--- Start Page text ---

Top 10 Power Trios
Rhythm guitar? We don’t need no stinkin’ rhythm guitar!
10. ZZ Top
The classic cars, the sunglasses, the beards, ZZ Top wasn’t just a band, they were a way of life cooler than the life you will ever know. The music – sweaty Tex-Mex rock – isn’t bad either. Just try listening to “Legs” (or just about any track off of “Eliminator”) without getting a little hot yourself. Not bad from a bunch of guys who look like evil Santa.
9. Green Day
The boys who went from “Dookie” to politically-charged punk rock opera have lost a few points since Billie Joe started giving touring guitarist Jason White most of the guitar work. Still, respect to a band who was once referred to as “snot-core” in “Rolling Stone” for remaining popular for (ready to feel old?) over 20 years.
8. Dinosaur Jr.
The best ’90s alt-rock band not named the Pixies might not be as well known as other names on this list, and that’s a shame because the group were pioneers. Turning up the distortion and feedback, twisting and speeding up the bass line and generally giving hardcore punk a new context, they were truly a musician’s music. The frontman from No. 1 on this list, for instance, was a huge fan.
They might have the combined maturity of an 11 year-old, but the Blink boys were on the CD mix or first generation iPod of every highschooler from 1999 to 2005. They won us over with that Fruit of the Loom ad/video for “All the Small Things,” and we’ve been wondering what our age is ever since.
6. The Jimi Hendrix Experience
You can’t really talk about rock ‘n’ roll generally without mentioning the Experience. Jimi himself has come to represent all of late ’60s popular culture, and in the four short years and three albums the group was together they’d bring psychedelia to the forefront, write “Purple Haze” and light up—among other things—their instruments.

--- End Page text ---

### What is needed
Carry on the power trios list from the point where it stops. The entries aren't needed for this.

--- Start Extracted records ---

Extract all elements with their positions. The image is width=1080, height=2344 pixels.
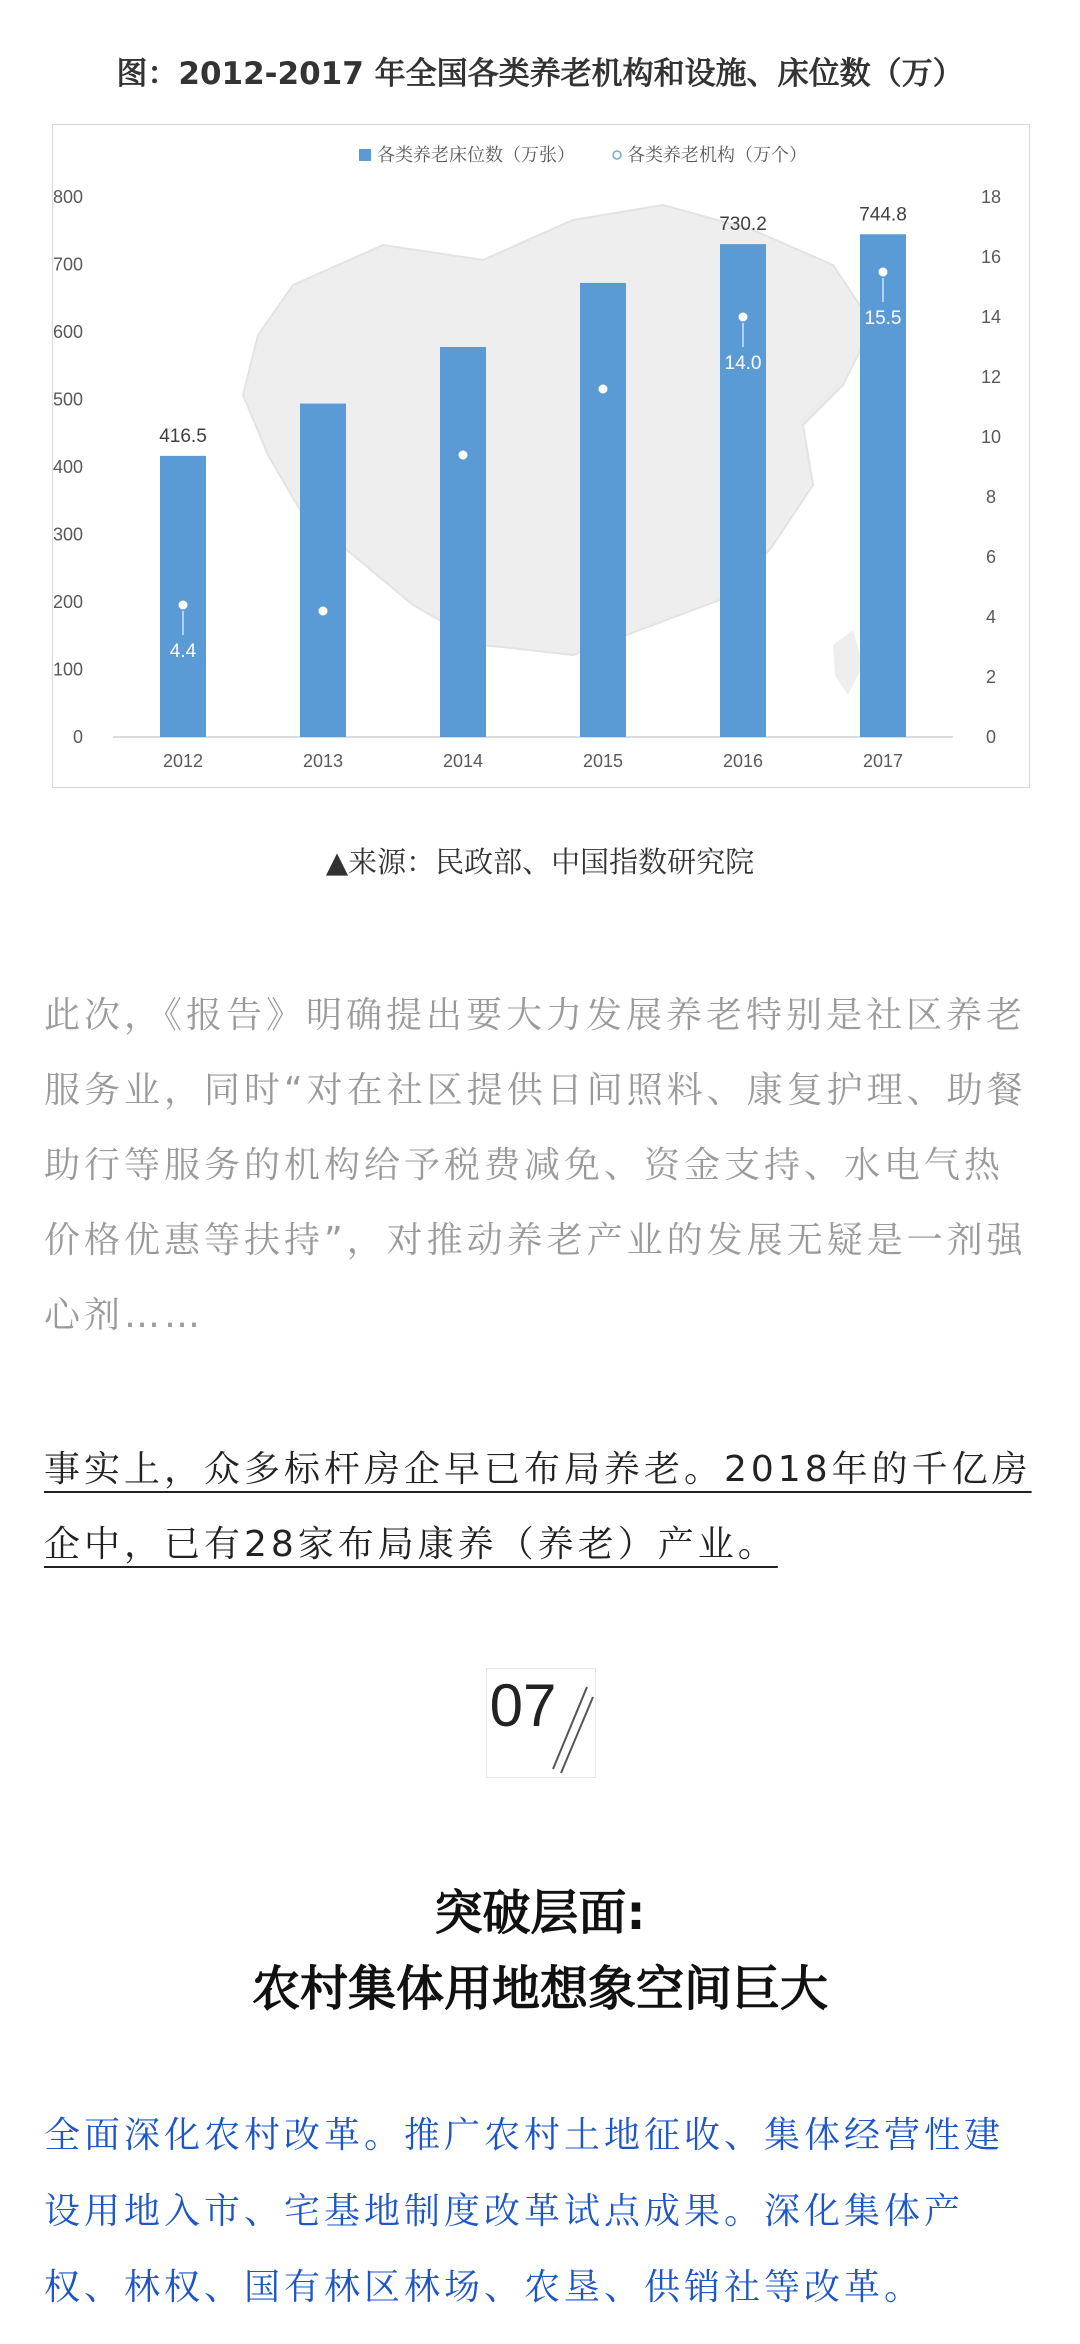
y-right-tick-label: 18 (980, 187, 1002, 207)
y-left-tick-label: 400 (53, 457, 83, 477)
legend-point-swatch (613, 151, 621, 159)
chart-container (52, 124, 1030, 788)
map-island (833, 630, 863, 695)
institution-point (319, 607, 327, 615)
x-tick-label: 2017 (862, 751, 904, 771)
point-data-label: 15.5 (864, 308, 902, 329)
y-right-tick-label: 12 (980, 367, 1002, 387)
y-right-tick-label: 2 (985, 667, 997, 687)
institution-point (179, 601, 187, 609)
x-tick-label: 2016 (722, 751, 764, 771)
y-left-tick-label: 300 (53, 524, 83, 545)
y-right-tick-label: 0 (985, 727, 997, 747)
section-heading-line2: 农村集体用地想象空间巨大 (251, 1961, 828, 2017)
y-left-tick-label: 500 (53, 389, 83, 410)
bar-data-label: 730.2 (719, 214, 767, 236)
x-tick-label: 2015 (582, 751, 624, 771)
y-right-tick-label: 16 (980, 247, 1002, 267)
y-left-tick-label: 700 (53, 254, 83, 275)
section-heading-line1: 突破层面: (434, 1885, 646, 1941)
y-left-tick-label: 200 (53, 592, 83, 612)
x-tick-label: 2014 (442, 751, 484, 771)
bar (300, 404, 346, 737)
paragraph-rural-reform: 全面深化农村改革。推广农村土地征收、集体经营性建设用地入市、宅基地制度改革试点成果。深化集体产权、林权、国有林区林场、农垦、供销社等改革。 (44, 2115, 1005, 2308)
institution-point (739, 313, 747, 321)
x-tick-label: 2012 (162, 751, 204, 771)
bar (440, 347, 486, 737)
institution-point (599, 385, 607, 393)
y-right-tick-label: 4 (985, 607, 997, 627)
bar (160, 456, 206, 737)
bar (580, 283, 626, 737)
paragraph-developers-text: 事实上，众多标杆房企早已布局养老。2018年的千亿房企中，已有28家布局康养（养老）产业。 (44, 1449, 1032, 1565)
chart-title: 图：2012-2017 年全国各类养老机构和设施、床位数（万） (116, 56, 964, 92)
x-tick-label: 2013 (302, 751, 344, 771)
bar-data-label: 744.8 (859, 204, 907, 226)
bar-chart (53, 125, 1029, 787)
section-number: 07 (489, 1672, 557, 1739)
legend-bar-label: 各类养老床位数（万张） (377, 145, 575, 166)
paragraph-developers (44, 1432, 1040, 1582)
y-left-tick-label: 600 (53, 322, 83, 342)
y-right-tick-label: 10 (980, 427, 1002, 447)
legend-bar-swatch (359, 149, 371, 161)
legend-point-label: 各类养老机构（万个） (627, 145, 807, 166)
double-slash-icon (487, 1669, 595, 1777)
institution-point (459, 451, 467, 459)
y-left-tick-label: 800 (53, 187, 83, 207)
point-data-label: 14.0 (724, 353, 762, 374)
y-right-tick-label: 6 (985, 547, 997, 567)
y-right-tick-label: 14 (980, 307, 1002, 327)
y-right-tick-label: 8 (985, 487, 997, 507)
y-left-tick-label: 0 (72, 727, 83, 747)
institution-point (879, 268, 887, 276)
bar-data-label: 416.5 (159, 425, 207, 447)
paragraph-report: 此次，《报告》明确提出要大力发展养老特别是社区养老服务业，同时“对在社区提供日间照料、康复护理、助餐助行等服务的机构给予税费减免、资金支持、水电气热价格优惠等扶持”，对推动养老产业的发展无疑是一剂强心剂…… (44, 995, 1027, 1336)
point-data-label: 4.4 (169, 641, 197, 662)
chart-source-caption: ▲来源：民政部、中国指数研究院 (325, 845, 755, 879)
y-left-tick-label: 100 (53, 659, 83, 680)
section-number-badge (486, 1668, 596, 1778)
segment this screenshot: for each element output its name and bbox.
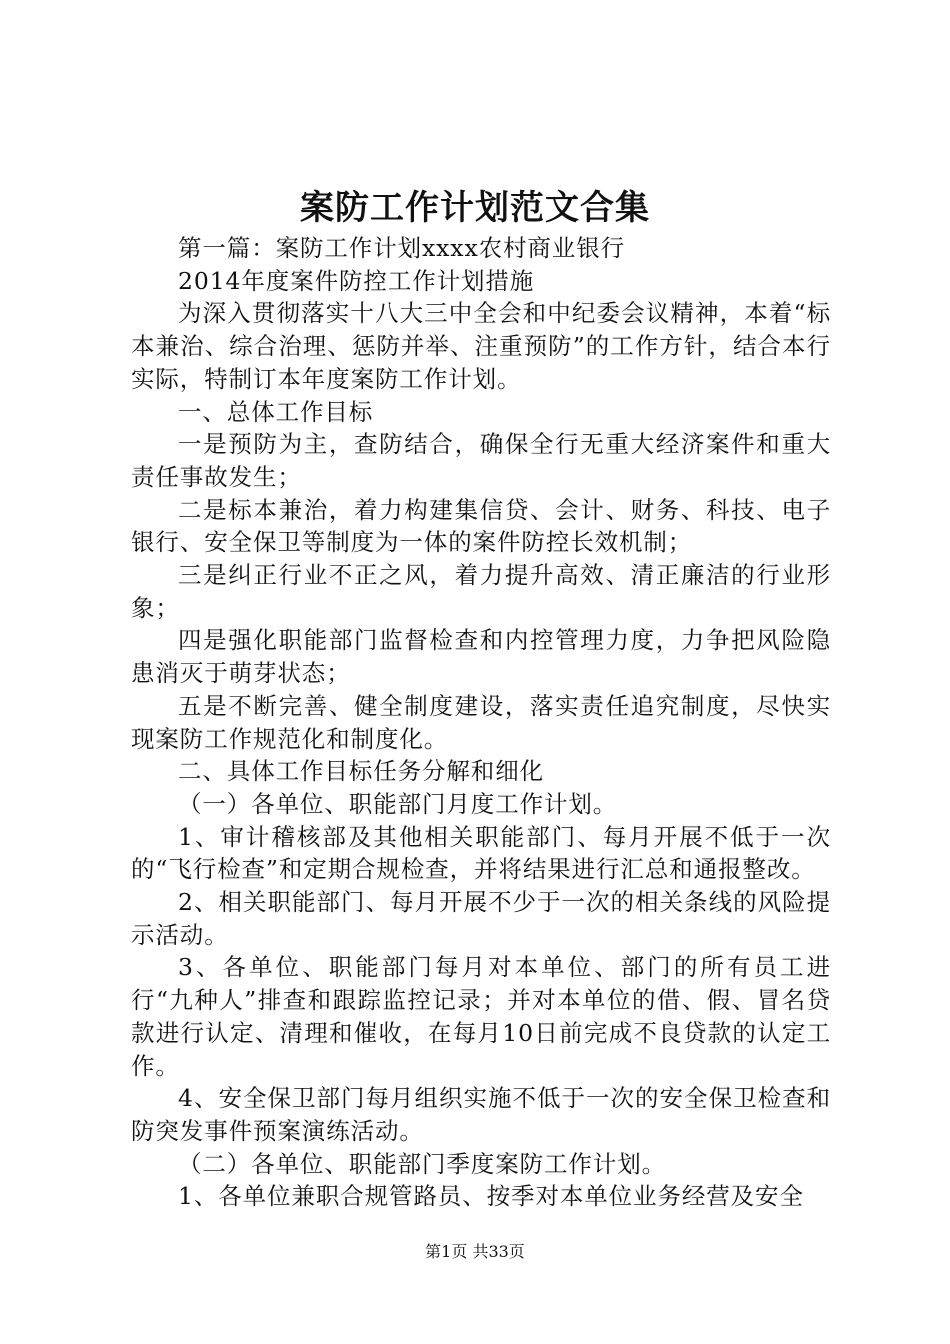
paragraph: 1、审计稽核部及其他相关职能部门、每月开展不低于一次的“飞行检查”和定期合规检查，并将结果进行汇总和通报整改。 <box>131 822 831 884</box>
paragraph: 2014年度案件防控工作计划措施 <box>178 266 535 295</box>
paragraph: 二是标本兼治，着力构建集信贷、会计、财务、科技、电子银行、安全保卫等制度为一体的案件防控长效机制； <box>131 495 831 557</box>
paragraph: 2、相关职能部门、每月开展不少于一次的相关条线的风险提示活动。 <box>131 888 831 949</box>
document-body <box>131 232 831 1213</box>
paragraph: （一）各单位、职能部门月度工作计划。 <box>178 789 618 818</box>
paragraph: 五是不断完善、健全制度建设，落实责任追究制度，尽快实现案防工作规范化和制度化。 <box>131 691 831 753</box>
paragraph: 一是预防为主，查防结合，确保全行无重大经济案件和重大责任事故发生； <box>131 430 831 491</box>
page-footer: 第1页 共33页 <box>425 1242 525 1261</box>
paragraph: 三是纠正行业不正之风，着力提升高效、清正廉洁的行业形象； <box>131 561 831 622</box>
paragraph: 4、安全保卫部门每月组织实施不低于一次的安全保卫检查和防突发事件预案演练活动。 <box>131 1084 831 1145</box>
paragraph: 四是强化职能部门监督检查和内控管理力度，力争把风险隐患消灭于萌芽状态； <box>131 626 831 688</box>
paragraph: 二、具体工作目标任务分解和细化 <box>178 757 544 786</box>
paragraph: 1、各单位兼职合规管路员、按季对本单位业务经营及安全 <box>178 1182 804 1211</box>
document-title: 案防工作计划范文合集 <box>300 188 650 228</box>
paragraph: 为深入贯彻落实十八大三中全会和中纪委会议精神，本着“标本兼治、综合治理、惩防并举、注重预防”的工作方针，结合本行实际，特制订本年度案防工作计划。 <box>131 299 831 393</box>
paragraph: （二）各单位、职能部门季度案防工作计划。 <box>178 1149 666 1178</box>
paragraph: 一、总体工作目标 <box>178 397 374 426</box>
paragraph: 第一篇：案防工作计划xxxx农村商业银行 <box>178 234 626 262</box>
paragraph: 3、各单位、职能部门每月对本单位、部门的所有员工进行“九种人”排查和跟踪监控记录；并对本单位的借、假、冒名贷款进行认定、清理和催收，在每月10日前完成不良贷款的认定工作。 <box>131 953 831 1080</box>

--- End Extracted records ---

### Written answer
No band does as much with only three guys as Muse. Practically virtuosos on every instrument, they made a name for themselves with critically adored “Absolution” and its single “Hysteria,” otherwise known as “that impossible bass song on Rock Band.” Recently the group has been experimenting with symphonic rock. Frontman Matt Bellamy is something of an iconoclast with an axe.
They might be the biggest nerds in rock. They might glorify Ayn Rand in song. They might even be Canadian. But despite these shortcomings, Rush is at the center of the prog-rock universe. If you ever wondered what “1984” in space would be like, look no further than “2112.” Oh, and two words: Neil Peart. Two more words: best drummer.
3. The Police
Guess who the highest-earning band was in 2008. Not RHCP, not the Foo Fighters nor Fall Out Boy nor Green Day. It was The Police, who released their first album “Synchronicity” 25 years prior. It was on this album that we first met that French lady of the night, Roxanne. Even now traces of the band can still be heard in the music of contemporary post-punk acts.
Late ’60s supergroup Cream, led by Eric Slowhand Clapton, was one of the first bluesy hard-rock acts to come out of the United Kingdom. They famously covered “Crossroads” and other standards, as well as writing their own material, such as “Sunshine of Your Love.” If you want to hear some of the greatest guitar solos in history, check out Clapton’s greatest hits album, “The Cream of Clapton.” Hot cream.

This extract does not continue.